** GIVEN EXERCISE **
Locate each line holding the string "Život" and copy it.

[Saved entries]
★ ★ ★ ★
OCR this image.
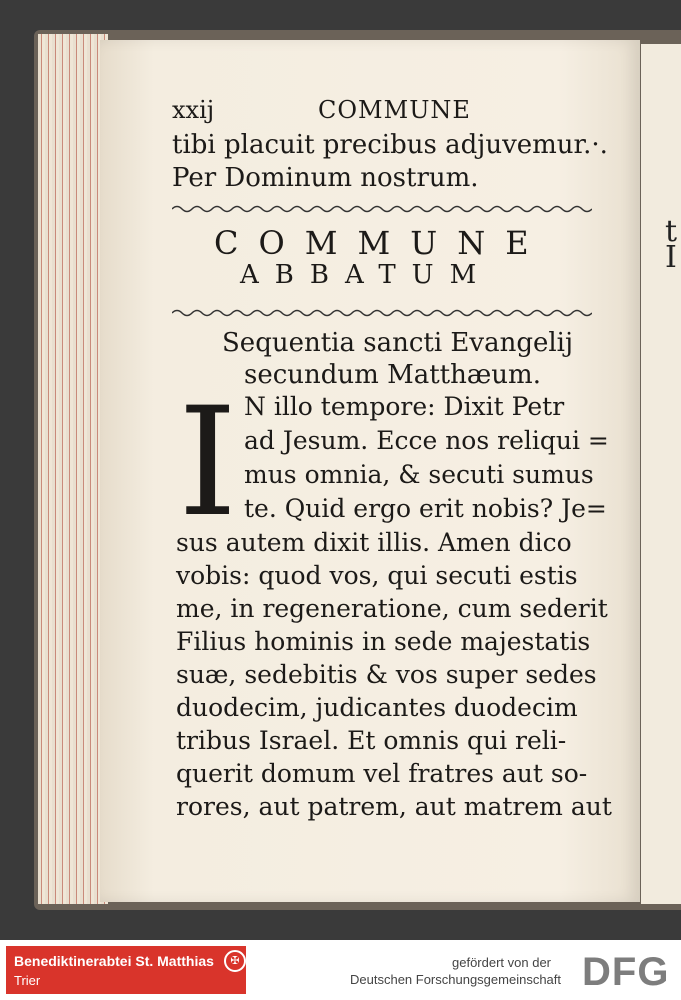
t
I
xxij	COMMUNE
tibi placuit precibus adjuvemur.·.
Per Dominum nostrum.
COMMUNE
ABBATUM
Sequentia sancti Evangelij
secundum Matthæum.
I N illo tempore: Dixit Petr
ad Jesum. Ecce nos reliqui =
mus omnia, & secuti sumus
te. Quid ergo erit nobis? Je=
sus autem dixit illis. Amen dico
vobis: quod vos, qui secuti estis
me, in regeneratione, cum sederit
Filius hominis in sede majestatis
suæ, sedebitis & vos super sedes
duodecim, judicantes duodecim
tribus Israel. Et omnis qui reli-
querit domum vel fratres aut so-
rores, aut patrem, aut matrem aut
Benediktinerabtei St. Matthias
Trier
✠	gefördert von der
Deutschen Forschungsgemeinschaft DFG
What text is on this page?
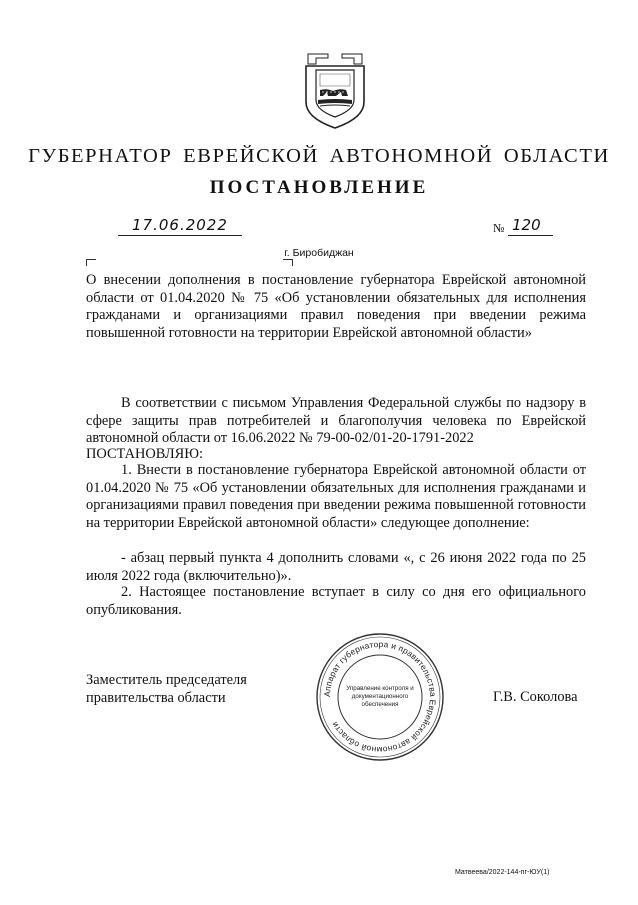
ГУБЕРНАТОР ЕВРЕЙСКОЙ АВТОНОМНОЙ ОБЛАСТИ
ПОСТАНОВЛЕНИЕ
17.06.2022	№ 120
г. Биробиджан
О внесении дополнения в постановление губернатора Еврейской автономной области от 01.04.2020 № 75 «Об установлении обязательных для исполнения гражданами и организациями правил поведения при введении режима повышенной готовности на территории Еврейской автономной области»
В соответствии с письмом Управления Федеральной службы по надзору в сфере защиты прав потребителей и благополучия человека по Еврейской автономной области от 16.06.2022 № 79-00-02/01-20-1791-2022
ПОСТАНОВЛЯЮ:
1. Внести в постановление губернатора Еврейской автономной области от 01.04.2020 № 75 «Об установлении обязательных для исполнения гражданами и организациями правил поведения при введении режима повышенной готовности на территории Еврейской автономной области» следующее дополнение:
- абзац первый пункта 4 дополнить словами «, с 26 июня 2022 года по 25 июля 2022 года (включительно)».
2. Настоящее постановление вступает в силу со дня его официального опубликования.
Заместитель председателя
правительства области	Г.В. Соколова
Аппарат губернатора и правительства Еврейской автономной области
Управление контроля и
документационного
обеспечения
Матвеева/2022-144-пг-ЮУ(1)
★ ★ ★ ★
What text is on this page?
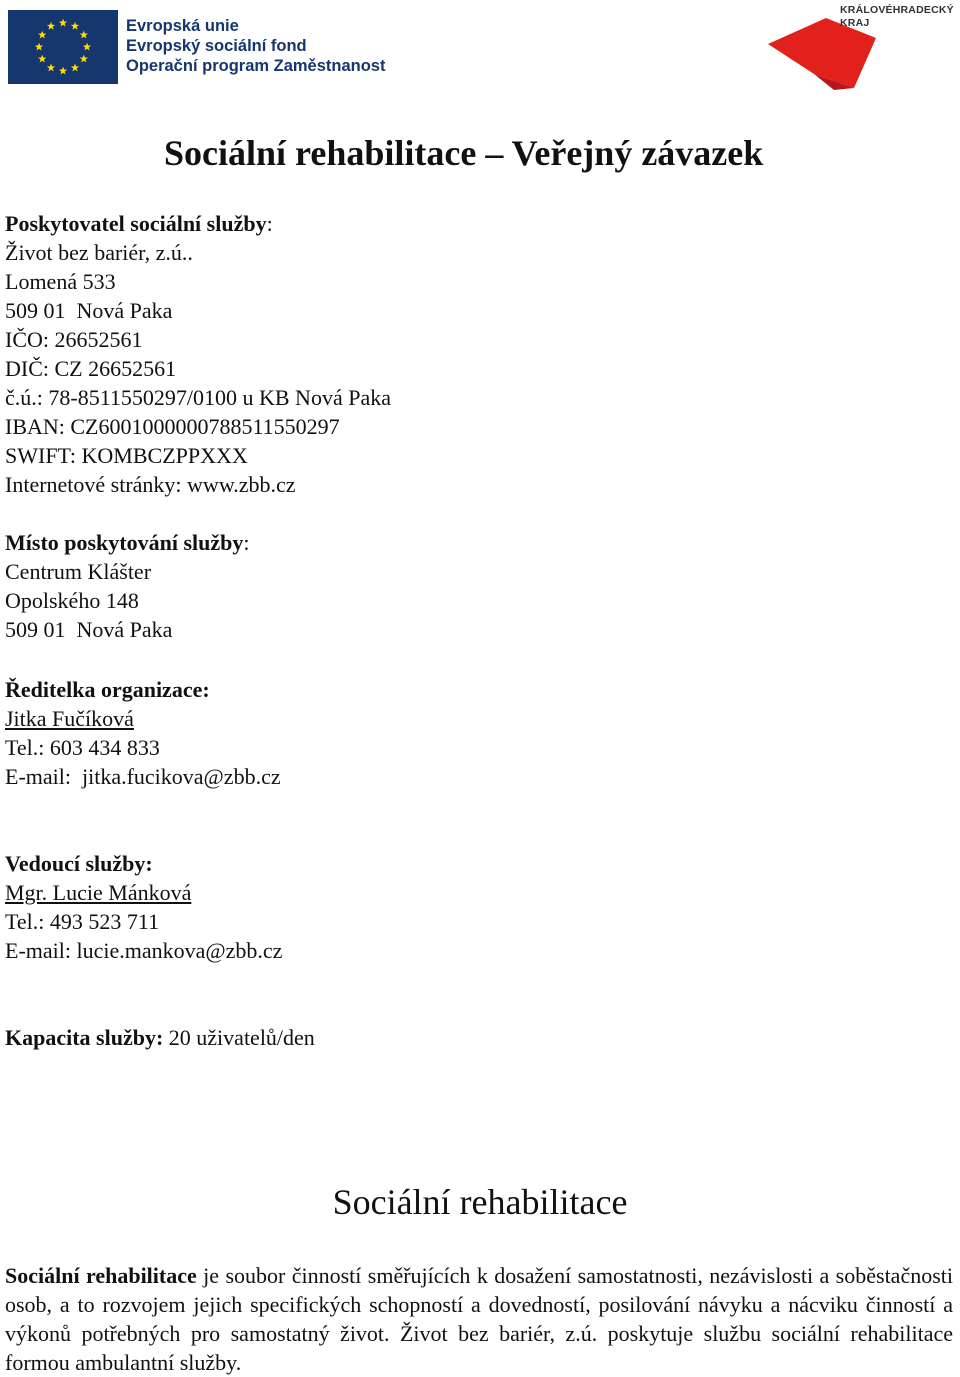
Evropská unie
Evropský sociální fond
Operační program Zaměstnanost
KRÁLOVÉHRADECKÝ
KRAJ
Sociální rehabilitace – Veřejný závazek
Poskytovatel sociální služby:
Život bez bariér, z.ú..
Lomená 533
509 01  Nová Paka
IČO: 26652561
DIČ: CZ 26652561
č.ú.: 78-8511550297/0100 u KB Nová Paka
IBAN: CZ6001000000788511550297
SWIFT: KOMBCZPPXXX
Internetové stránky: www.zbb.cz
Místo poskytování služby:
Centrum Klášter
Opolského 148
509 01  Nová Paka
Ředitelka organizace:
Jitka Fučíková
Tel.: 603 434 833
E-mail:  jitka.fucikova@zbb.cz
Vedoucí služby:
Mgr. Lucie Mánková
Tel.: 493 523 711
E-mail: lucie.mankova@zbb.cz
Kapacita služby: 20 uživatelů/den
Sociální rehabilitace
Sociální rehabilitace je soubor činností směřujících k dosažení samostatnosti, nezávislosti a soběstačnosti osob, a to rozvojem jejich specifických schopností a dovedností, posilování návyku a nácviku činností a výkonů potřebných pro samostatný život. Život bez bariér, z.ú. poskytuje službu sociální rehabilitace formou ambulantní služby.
★ ★ ★ ★
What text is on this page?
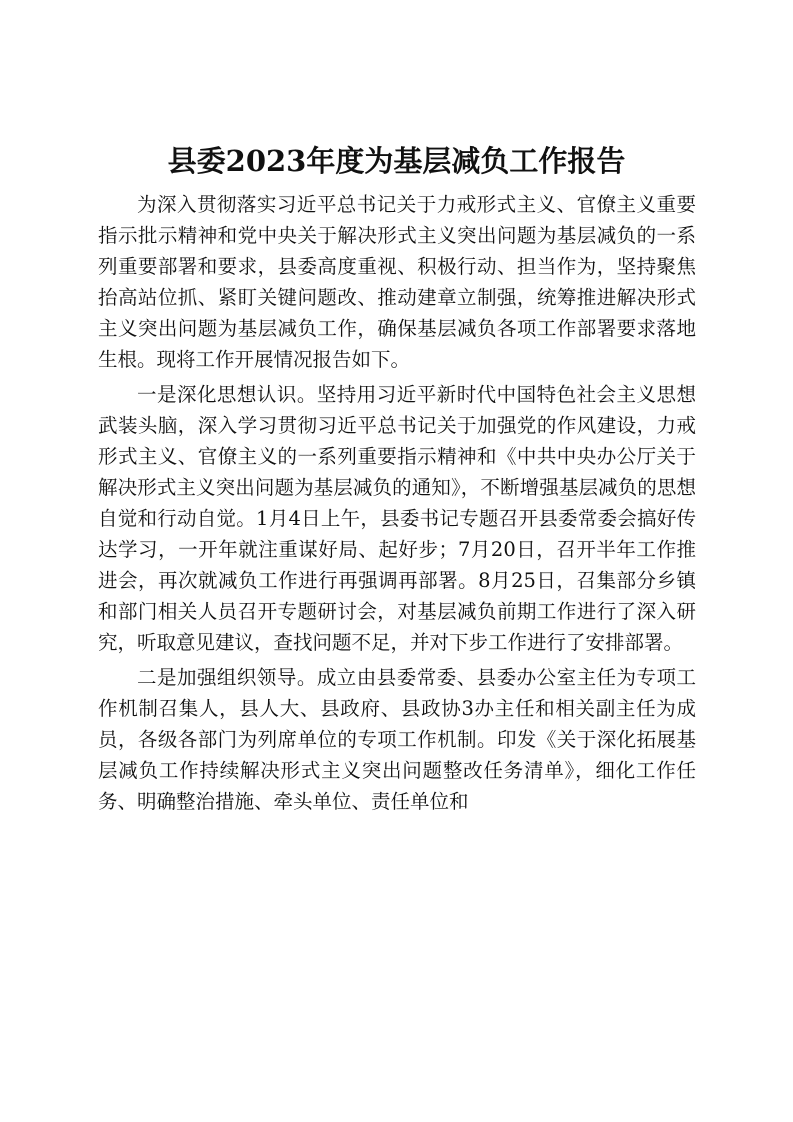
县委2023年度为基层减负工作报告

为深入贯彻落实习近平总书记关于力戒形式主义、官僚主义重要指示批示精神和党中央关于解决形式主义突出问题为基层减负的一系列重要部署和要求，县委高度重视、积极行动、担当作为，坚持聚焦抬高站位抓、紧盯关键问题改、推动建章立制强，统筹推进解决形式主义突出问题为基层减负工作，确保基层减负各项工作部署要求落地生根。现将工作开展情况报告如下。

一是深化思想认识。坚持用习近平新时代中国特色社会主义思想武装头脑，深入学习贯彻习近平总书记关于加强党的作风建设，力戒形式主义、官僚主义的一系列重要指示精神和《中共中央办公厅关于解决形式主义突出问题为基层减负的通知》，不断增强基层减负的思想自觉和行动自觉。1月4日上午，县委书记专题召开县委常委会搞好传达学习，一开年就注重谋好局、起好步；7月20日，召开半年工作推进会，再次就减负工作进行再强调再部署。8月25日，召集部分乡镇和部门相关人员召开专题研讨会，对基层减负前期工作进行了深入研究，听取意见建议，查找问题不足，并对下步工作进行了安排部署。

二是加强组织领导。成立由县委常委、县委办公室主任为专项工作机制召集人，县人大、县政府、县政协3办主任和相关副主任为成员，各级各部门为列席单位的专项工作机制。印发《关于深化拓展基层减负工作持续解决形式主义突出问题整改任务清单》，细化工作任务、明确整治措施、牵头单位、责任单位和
★ ★ ★ ★
** THE OUTPUT **
Život bez bariér, z.ú..
Sociální rehabilitace je soubor činností směřujících k dosažení samostatnosti, nezávislosti a soběstačnosti osob, a to rozvojem jejich specifických schopností a dovedností, posilování návyku a nácviku činností a výkonů potřebných pro samostatný život. Život bez bariér, z.ú. poskytuje službu sociální rehabilitace formou ambulantní služby.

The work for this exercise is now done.